● Dataset listings of figures:
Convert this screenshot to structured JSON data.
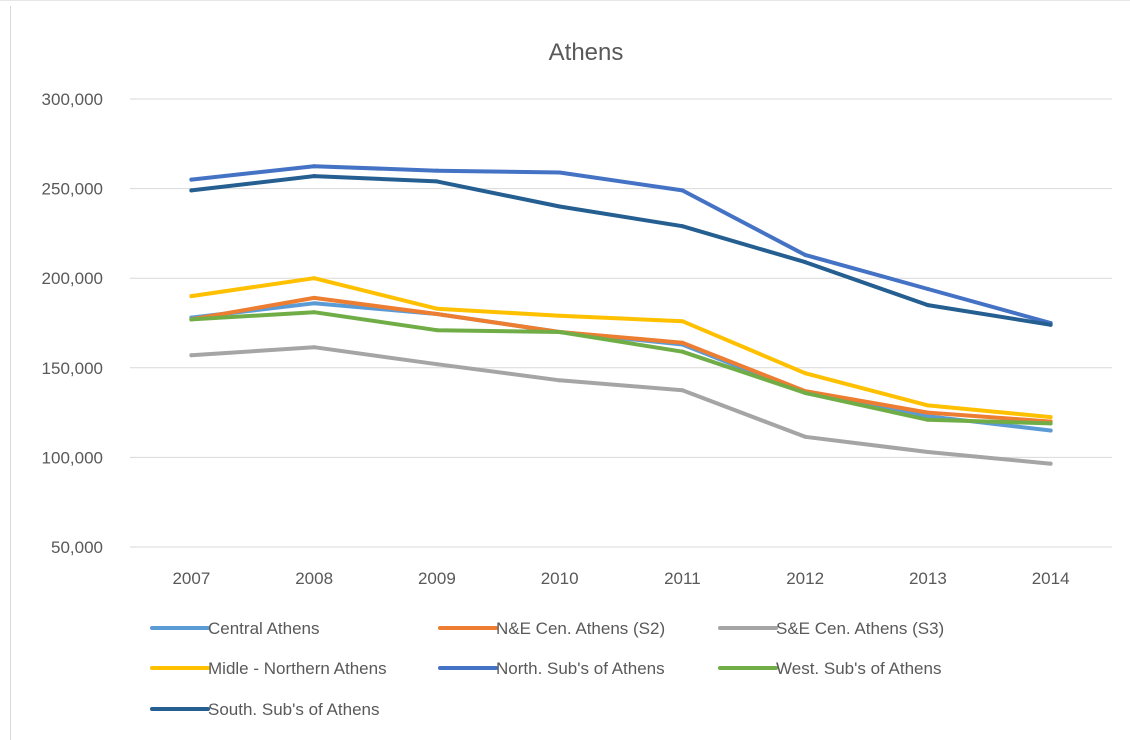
{
  "chart_data": {
    "type": "line",
    "title": "Athens",
    "xlabel": "",
    "ylabel": "",
    "categories": [
      "2007",
      "2008",
      "2009",
      "2010",
      "2011",
      "2012",
      "2013",
      "2014"
    ],
    "ylim": [
      50000,
      300000
    ],
    "yticks": [
      50000,
      100000,
      150000,
      200000,
      250000,
      300000
    ],
    "ytick_labels": [
      "50,000",
      "100,000",
      "150,000",
      "200,000",
      "250,000",
      "300,000"
    ],
    "grid": true,
    "legend_position": "bottom",
    "series": [
      {
        "name": "Central Athens",
        "color": "#5B9BD5",
        "values": [
          178000,
          186000,
          180000,
          170000,
          163000,
          136000,
          123000,
          115000
        ]
      },
      {
        "name": "N&E Cen. Athens (S2)",
        "color": "#ED7D31",
        "values": [
          177000,
          189000,
          180000,
          170000,
          164000,
          137000,
          125000,
          120000
        ]
      },
      {
        "name": "S&E Cen. Athens (S3)",
        "color": "#A5A5A5",
        "values": [
          157000,
          161500,
          152000,
          143000,
          137500,
          111500,
          103000,
          96500
        ]
      },
      {
        "name": "Midle - Northern Athens",
        "color": "#FFC000",
        "values": [
          190000,
          200000,
          183000,
          179000,
          176000,
          147000,
          129000,
          122500
        ]
      },
      {
        "name": "North. Sub's of Athens",
        "color": "#4472C4",
        "values": [
          255000,
          262500,
          260000,
          259000,
          249000,
          213000,
          194000,
          175000
        ]
      },
      {
        "name": "West. Sub's of Athens",
        "color": "#70AD47",
        "values": [
          177000,
          181000,
          171000,
          170000,
          159000,
          136000,
          121000,
          119000
        ]
      },
      {
        "name": "South. Sub's of Athens",
        "color": "#255E91",
        "values": [
          249000,
          257000,
          254000,
          240000,
          229000,
          209000,
          185000,
          174000
        ]
      }
    ]
  }
}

● What you are asked to do: Repeat the entries exactly and keep the pictures out of the copy.

● Result:
Convert this screenshot to structured JSON data.
{
  "chart_data": {
    "type": "line",
    "title": "Athens",
    "xlabel": "",
    "ylabel": "",
    "categories": [
      "2007",
      "2008",
      "2009",
      "2010",
      "2011",
      "2012",
      "2013",
      "2014"
    ],
    "ylim": [
      50000,
      300000
    ],
    "yticks": [
      50000,
      100000,
      150000,
      200000,
      250000,
      300000
    ],
    "ytick_labels": [
      "50,000",
      "100,000",
      "150,000",
      "200,000",
      "250,000",
      "300,000"
    ],
    "grid": true,
    "legend_position": "bottom",
    "series": [
      {
        "name": "Central Athens",
        "color": "#5B9BD5",
        "values": [
          178000,
          186000,
          180000,
          170000,
          163000,
          136000,
          123000,
          115000
        ]
      },
      {
        "name": "N&E Cen. Athens (S2)",
        "color": "#ED7D31",
        "values": [
          177000,
          189000,
          180000,
          170000,
          164000,
          137000,
          125000,
          120000
        ]
      },
      {
        "name": "S&E Cen. Athens (S3)",
        "color": "#A5A5A5",
        "values": [
          157000,
          161500,
          152000,
          143000,
          137500,
          111500,
          103000,
          96500
        ]
      },
      {
        "name": "Midle - Northern Athens",
        "color": "#FFC000",
        "values": [
          190000,
          200000,
          183000,
          179000,
          176000,
          147000,
          129000,
          122500
        ]
      },
      {
        "name": "North. Sub's of Athens",
        "color": "#4472C4",
        "values": [
          255000,
          262500,
          260000,
          259000,
          249000,
          213000,
          194000,
          175000
        ]
      },
      {
        "name": "West. Sub's of Athens",
        "color": "#70AD47",
        "values": [
          177000,
          181000,
          171000,
          170000,
          159000,
          136000,
          121000,
          119000
        ]
      },
      {
        "name": "South. Sub's of Athens",
        "color": "#255E91",
        "values": [
          249000,
          257000,
          254000,
          240000,
          229000,
          209000,
          185000,
          174000
        ]
      }
    ]
  }
}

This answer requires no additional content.